**Records:**
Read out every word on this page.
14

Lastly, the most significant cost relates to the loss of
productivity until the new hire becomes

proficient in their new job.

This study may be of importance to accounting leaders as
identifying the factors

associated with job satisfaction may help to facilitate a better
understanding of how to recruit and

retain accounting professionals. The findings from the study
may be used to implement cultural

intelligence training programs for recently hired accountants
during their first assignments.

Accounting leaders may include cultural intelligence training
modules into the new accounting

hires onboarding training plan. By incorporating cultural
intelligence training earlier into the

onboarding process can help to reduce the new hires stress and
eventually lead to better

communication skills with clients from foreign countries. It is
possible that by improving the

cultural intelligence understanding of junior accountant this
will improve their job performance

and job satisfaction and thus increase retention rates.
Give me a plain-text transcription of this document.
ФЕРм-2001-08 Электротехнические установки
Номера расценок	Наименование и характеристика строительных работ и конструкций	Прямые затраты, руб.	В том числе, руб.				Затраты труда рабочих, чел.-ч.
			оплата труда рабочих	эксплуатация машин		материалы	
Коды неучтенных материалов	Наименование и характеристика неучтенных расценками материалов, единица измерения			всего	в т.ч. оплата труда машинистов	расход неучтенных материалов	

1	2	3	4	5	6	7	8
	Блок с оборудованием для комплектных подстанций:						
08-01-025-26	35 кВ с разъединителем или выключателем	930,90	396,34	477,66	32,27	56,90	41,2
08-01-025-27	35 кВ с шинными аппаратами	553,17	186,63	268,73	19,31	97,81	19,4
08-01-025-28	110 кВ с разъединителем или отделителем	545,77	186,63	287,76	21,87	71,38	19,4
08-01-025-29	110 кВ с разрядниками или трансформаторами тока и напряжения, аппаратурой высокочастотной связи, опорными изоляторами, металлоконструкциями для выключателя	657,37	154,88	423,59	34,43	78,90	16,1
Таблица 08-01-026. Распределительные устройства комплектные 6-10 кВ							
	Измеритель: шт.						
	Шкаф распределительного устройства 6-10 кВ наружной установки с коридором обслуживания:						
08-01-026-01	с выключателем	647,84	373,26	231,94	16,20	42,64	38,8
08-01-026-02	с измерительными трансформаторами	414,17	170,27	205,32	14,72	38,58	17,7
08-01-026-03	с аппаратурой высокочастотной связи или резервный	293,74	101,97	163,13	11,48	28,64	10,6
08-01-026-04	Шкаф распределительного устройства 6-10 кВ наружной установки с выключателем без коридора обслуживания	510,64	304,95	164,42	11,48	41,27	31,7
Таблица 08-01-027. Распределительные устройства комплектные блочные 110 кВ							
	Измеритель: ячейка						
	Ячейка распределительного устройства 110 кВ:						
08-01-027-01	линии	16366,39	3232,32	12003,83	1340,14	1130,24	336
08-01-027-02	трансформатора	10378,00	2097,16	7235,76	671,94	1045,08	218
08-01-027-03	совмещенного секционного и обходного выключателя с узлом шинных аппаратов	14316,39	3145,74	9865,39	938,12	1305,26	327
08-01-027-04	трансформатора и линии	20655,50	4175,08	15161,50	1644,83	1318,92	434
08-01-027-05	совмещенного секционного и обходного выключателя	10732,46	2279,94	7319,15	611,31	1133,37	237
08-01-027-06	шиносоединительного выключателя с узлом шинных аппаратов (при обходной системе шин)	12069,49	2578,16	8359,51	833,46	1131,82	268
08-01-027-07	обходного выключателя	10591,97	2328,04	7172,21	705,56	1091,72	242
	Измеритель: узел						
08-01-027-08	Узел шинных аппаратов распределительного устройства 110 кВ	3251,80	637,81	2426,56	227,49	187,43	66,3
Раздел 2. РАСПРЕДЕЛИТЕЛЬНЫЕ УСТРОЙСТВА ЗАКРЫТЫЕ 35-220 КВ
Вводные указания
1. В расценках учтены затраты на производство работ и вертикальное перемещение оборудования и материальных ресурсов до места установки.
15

**Task directions:** Repeat the listing above without any change.

**Solution below:**
Read out every word on this page.
14

Lastly, the most significant cost relates to the loss of
productivity until the new hire becomes

proficient in their new job.

This study may be of importance to accounting leaders as
identifying the factors

associated with job satisfaction may help to facilitate a better
understanding of how to recruit and

retain accounting professionals. The findings from the study
may be used to implement cultural

intelligence training programs for recently hired accountants
during their first assignments.

Accounting leaders may include cultural intelligence training
modules into the new accounting

hires onboarding training plan. By incorporating cultural
intelligence training earlier into the

onboarding process can help to reduce the new hires stress and
eventually lead to better

communication skills with clients from foreign countries. It is
possible that by improving the

cultural intelligence understanding of junior accountant this
will improve their job performance

and job satisfaction and thus increase retention rates.
Give me a plain-text transcription of this document.
ФЕРм-2001-08 Электротехнические установки
Номера расценок	Наименование и характеристика строительных работ и конструкций	Прямые затраты, руб.	В том числе, руб.				Затраты труда рабочих, чел.-ч.
			оплата труда рабочих	эксплуатация машин		материалы	
Коды неучтенных материалов	Наименование и характеристика неучтенных расценками материалов, единица измерения			всего	в т.ч. оплата труда машинистов	расход неучтенных материалов	

1	2	3	4	5	6	7	8
	Блок с оборудованием для комплектных подстанций:						
08-01-025-26	35 кВ с разъединителем или выключателем	930,90	396,34	477,66	32,27	56,90	41,2
08-01-025-27	35 кВ с шинными аппаратами	553,17	186,63	268,73	19,31	97,81	19,4
08-01-025-28	110 кВ с разъединителем или отделителем	545,77	186,63	287,76	21,87	71,38	19,4
08-01-025-29	110 кВ с разрядниками или трансформаторами тока и напряжения, аппаратурой высокочастотной связи, опорными изоляторами, металлоконструкциями для выключателя	657,37	154,88	423,59	34,43	78,90	16,1
Таблица 08-01-026. Распределительные устройства комплектные 6-10 кВ							
	Измеритель: шт.						
	Шкаф распределительного устройства 6-10 кВ наружной установки с коридором обслуживания:						
08-01-026-01	с выключателем	647,84	373,26	231,94	16,20	42,64	38,8
08-01-026-02	с измерительными трансформаторами	414,17	170,27	205,32	14,72	38,58	17,7
08-01-026-03	с аппаратурой высокочастотной связи или резервный	293,74	101,97	163,13	11,48	28,64	10,6
08-01-026-04	Шкаф распределительного устройства 6-10 кВ наружной установки с выключателем без коридора обслуживания	510,64	304,95	164,42	11,48	41,27	31,7
Таблица 08-01-027. Распределительные устройства комплектные блочные 110 кВ							
	Измеритель: ячейка						
	Ячейка распределительного устройства 110 кВ:						
08-01-027-01	линии	16366,39	3232,32	12003,83	1340,14	1130,24	336
08-01-027-02	трансформатора	10378,00	2097,16	7235,76	671,94	1045,08	218
08-01-027-03	совмещенного секционного и обходного выключателя с узлом шинных аппаратов	14316,39	3145,74	9865,39	938,12	1305,26	327
08-01-027-04	трансформатора и линии	20655,50	4175,08	15161,50	1644,83	1318,92	434
08-01-027-05	совмещенного секционного и обходного выключателя	10732,46	2279,94	7319,15	611,31	1133,37	237
08-01-027-06	шиносоединительного выключателя с узлом шинных аппаратов (при обходной системе шин)	12069,49	2578,16	8359,51	833,46	1131,82	268
08-01-027-07	обходного выключателя	10591,97	2328,04	7172,21	705,56	1091,72	242
	Измеритель: узел						
08-01-027-08	Узел шинных аппаратов распределительного устройства 110 кВ	3251,80	637,81	2426,56	227,49	187,43	66,3
Раздел 2. РАСПРЕДЕЛИТЕЛЬНЫЕ УСТРОЙСТВА ЗАКРЫТЫЕ 35-220 КВ
Вводные указания
1. В расценках учтены затраты на производство работ и вертикальное перемещение оборудования и материальных ресурсов до места установки.
15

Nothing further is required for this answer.